### Task details
Please print all of the material below, word for word.

################

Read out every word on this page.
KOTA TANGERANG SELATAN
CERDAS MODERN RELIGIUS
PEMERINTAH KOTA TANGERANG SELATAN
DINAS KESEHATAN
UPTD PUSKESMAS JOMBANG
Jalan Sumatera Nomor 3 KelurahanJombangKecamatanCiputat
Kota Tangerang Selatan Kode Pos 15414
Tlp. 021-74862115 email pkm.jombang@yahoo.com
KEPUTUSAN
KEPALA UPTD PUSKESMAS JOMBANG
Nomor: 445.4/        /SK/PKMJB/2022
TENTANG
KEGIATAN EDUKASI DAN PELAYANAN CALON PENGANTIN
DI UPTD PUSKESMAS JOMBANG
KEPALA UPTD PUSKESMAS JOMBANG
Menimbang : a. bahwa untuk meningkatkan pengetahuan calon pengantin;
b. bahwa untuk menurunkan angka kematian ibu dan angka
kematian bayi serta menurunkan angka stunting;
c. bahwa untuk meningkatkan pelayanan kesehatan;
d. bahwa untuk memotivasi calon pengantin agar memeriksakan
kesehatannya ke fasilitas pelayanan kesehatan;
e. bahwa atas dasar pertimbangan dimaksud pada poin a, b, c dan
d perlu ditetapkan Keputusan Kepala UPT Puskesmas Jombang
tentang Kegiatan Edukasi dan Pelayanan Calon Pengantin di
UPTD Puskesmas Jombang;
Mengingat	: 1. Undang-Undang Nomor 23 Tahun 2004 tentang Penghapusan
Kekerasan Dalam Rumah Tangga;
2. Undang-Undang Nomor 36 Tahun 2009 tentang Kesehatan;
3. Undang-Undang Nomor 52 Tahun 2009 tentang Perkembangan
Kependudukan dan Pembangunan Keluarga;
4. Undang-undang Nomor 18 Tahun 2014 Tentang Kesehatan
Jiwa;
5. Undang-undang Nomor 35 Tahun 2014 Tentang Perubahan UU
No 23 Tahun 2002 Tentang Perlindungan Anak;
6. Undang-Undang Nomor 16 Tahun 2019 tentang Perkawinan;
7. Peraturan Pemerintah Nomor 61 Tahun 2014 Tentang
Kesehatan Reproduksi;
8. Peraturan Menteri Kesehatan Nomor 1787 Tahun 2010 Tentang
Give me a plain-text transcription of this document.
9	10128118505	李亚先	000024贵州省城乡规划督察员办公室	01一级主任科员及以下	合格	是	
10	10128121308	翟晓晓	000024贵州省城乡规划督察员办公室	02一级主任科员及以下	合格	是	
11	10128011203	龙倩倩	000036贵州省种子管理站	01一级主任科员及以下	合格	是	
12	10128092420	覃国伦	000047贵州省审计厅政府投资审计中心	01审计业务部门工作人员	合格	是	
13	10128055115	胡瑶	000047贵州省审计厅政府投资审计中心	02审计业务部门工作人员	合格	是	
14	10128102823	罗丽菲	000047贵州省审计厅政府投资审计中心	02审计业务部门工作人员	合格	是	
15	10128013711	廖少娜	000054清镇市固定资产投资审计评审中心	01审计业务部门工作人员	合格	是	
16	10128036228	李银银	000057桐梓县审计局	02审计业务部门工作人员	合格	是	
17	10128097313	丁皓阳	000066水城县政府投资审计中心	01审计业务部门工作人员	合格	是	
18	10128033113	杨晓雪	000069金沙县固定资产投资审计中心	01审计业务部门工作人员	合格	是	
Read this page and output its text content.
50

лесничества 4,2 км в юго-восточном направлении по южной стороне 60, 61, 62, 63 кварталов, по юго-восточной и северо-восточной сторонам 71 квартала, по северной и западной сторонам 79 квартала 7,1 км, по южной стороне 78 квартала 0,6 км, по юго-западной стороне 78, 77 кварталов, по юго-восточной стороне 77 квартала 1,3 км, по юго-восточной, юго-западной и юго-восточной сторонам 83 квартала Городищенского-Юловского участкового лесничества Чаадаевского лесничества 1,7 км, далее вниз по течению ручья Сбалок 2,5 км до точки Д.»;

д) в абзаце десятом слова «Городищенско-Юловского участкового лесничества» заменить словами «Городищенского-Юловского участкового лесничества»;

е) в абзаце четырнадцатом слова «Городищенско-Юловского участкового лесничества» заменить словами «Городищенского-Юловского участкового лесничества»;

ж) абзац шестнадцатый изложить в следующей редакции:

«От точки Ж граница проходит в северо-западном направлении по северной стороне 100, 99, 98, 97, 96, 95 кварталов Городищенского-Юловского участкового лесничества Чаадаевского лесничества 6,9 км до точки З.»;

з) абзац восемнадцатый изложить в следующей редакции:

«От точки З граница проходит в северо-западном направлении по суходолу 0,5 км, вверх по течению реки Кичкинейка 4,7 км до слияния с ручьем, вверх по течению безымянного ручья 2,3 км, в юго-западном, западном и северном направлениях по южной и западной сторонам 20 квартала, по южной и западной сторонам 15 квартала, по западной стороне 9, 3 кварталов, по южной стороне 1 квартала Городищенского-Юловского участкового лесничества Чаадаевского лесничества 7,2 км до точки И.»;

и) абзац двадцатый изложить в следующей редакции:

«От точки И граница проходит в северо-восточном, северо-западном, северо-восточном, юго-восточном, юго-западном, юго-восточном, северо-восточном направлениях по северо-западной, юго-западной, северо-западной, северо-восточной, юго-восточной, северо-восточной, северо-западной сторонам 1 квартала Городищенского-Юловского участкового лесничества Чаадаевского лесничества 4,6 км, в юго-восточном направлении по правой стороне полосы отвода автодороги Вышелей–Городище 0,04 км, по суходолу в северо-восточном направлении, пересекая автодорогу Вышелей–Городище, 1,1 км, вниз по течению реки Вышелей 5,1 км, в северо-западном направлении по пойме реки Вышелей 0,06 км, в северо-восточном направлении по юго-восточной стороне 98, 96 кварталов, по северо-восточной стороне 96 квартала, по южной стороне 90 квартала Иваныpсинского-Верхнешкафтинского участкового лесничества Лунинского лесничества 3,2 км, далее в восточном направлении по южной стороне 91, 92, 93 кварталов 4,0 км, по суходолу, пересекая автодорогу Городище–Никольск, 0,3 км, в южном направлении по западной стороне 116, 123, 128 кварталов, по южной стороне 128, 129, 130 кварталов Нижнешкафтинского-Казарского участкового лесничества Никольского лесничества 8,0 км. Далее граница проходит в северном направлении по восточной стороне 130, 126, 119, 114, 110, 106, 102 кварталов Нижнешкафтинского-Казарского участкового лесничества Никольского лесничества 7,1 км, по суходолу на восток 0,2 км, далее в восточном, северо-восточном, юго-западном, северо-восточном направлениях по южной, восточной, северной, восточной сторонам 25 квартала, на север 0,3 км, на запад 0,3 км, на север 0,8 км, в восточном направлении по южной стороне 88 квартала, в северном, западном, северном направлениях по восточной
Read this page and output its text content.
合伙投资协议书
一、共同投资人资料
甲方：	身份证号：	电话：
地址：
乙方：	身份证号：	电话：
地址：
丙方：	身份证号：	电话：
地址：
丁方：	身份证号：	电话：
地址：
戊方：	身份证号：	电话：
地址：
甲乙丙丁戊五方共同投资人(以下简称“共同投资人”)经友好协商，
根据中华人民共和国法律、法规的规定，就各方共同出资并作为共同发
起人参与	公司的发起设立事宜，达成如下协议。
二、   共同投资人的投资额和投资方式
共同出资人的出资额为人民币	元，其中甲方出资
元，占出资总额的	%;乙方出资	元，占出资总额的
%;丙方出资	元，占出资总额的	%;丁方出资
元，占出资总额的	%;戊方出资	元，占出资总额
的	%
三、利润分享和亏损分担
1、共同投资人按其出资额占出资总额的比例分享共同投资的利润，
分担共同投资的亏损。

################

### Result of the exercise
Read out every word on this page.
KOTA TANGERANG SELATAN
CERDAS MODERN RELIGIUS
PEMERINTAH KOTA TANGERANG SELATAN
DINAS KESEHATAN
UPTD PUSKESMAS JOMBANG
Jalan Sumatera Nomor 3 KelurahanJombangKecamatanCiputat
Kota Tangerang Selatan Kode Pos 15414
Tlp. 021-74862115 email pkm.jombang@yahoo.com
KEPUTUSAN
KEPALA UPTD PUSKESMAS JOMBANG
Nomor: 445.4/        /SK/PKMJB/2022
TENTANG
KEGIATAN EDUKASI DAN PELAYANAN CALON PENGANTIN
DI UPTD PUSKESMAS JOMBANG
KEPALA UPTD PUSKESMAS JOMBANG
Menimbang : a. bahwa untuk meningkatkan pengetahuan calon pengantin;
b. bahwa untuk menurunkan angka kematian ibu dan angka
kematian bayi serta menurunkan angka stunting;
c. bahwa untuk meningkatkan pelayanan kesehatan;
d. bahwa untuk memotivasi calon pengantin agar memeriksakan
kesehatannya ke fasilitas pelayanan kesehatan;
e. bahwa atas dasar pertimbangan dimaksud pada poin a, b, c dan
d perlu ditetapkan Keputusan Kepala UPT Puskesmas Jombang
tentang Kegiatan Edukasi dan Pelayanan Calon Pengantin di
UPTD Puskesmas Jombang;
Mengingat	: 1. Undang-Undang Nomor 23 Tahun 2004 tentang Penghapusan
Kekerasan Dalam Rumah Tangga;
2. Undang-Undang Nomor 36 Tahun 2009 tentang Kesehatan;
3. Undang-Undang Nomor 52 Tahun 2009 tentang Perkembangan
Kependudukan dan Pembangunan Keluarga;
4. Undang-undang Nomor 18 Tahun 2014 Tentang Kesehatan
Jiwa;
5. Undang-undang Nomor 35 Tahun 2014 Tentang Perubahan UU
No 23 Tahun 2002 Tentang Perlindungan Anak;
6. Undang-Undang Nomor 16 Tahun 2019 tentang Perkawinan;
7. Peraturan Pemerintah Nomor 61 Tahun 2014 Tentang
Kesehatan Reproduksi;
8. Peraturan Menteri Kesehatan Nomor 1787 Tahun 2010 Tentang
Give me a plain-text transcription of this document.
9	10128118505	李亚先	000024贵州省城乡规划督察员办公室	01一级主任科员及以下	合格	是	
10	10128121308	翟晓晓	000024贵州省城乡规划督察员办公室	02一级主任科员及以下	合格	是	
11	10128011203	龙倩倩	000036贵州省种子管理站	01一级主任科员及以下	合格	是	
12	10128092420	覃国伦	000047贵州省审计厅政府投资审计中心	01审计业务部门工作人员	合格	是	
13	10128055115	胡瑶	000047贵州省审计厅政府投资审计中心	02审计业务部门工作人员	合格	是	
14	10128102823	罗丽菲	000047贵州省审计厅政府投资审计中心	02审计业务部门工作人员	合格	是	
15	10128013711	廖少娜	000054清镇市固定资产投资审计评审中心	01审计业务部门工作人员	合格	是	
16	10128036228	李银银	000057桐梓县审计局	02审计业务部门工作人员	合格	是	
17	10128097313	丁皓阳	000066水城县政府投资审计中心	01审计业务部门工作人员	合格	是	
18	10128033113	杨晓雪	000069金沙县固定资产投资审计中心	01审计业务部门工作人员	合格	是	
Read this page and output its text content.
50

лесничества 4,2 км в юго-восточном направлении по южной стороне 60, 61, 62, 63 кварталов, по юго-восточной и северо-восточной сторонам 71 квартала, по северной и западной сторонам 79 квартала 7,1 км, по южной стороне 78 квартала 0,6 км, по юго-западной стороне 78, 77 кварталов, по юго-восточной стороне 77 квартала 1,3 км, по юго-восточной, юго-западной и юго-восточной сторонам 83 квартала Городищенского-Юловского участкового лесничества Чаадаевского лесничества 1,7 км, далее вниз по течению ручья Сбалок 2,5 км до точки Д.»;

д) в абзаце десятом слова «Городищенско-Юловского участкового лесничества» заменить словами «Городищенского-Юловского участкового лесничества»;

е) в абзаце четырнадцатом слова «Городищенско-Юловского участкового лесничества» заменить словами «Городищенского-Юловского участкового лесничества»;

ж) абзац шестнадцатый изложить в следующей редакции:

«От точки Ж граница проходит в северо-западном направлении по северной стороне 100, 99, 98, 97, 96, 95 кварталов Городищенского-Юловского участкового лесничества Чаадаевского лесничества 6,9 км до точки З.»;

з) абзац восемнадцатый изложить в следующей редакции:

«От точки З граница проходит в северо-западном направлении по суходолу 0,5 км, вверх по течению реки Кичкинейка 4,7 км до слияния с ручьем, вверх по течению безымянного ручья 2,3 км, в юго-западном, западном и северном направлениях по южной и западной сторонам 20 квартала, по южной и западной сторонам 15 квартала, по западной стороне 9, 3 кварталов, по южной стороне 1 квартала Городищенского-Юловского участкового лесничества Чаадаевского лесничества 7,2 км до точки И.»;

и) абзац двадцатый изложить в следующей редакции:

«От точки И граница проходит в северо-восточном, северо-западном, северо-восточном, юго-восточном, юго-западном, юго-восточном, северо-восточном направлениях по северо-западной, юго-западной, северо-западной, северо-восточной, юго-восточной, северо-восточной, северо-западной сторонам 1 квартала Городищенского-Юловского участкового лесничества Чаадаевского лесничества 4,6 км, в юго-восточном направлении по правой стороне полосы отвода автодороги Вышелей–Городище 0,04 км, по суходолу в северо-восточном направлении, пересекая автодорогу Вышелей–Городище, 1,1 км, вниз по течению реки Вышелей 5,1 км, в северо-западном направлении по пойме реки Вышелей 0,06 км, в северо-восточном направлении по юго-восточной стороне 98, 96 кварталов, по северо-восточной стороне 96 квартала, по южной стороне 90 квартала Иваныpсинского-Верхнешкафтинского участкового лесничества Лунинского лесничества 3,2 км, далее в восточном направлении по южной стороне 91, 92, 93 кварталов 4,0 км, по суходолу, пересекая автодорогу Городище–Никольск, 0,3 км, в южном направлении по западной стороне 116, 123, 128 кварталов, по южной стороне 128, 129, 130 кварталов Нижнешкафтинского-Казарского участкового лесничества Никольского лесничества 8,0 км. Далее граница проходит в северном направлении по восточной стороне 130, 126, 119, 114, 110, 106, 102 кварталов Нижнешкафтинского-Казарского участкового лесничества Никольского лесничества 7,1 км, по суходолу на восток 0,2 км, далее в восточном, северо-восточном, юго-западном, северо-восточном направлениях по южной, восточной, северной, восточной сторонам 25 квартала, на север 0,3 км, на запад 0,3 км, на север 0,8 км, в восточном направлении по южной стороне 88 квартала, в северном, западном, северном направлениях по восточной
Read this page and output its text content.
合伙投资协议书
一、共同投资人资料
甲方：	身份证号：	电话：
地址：
乙方：	身份证号：	电话：
地址：
丙方：	身份证号：	电话：
地址：
丁方：	身份证号：	电话：
地址：
戊方：	身份证号：	电话：
地址：
甲乙丙丁戊五方共同投资人(以下简称“共同投资人”)经友好协商，
根据中华人民共和国法律、法规的规定，就各方共同出资并作为共同发
起人参与	公司的发起设立事宜，达成如下协议。
二、   共同投资人的投资额和投资方式
共同出资人的出资额为人民币	元，其中甲方出资
元，占出资总额的	%;乙方出资	元，占出资总额的
%;丙方出资	元，占出资总额的	%;丁方出资
元，占出资总额的	%;戊方出资	元，占出资总额
的	%
三、利润分享和亏损分担
1、共同投资人按其出资额占出资总额的比例分享共同投资的利润，
分担共同投资的亏损。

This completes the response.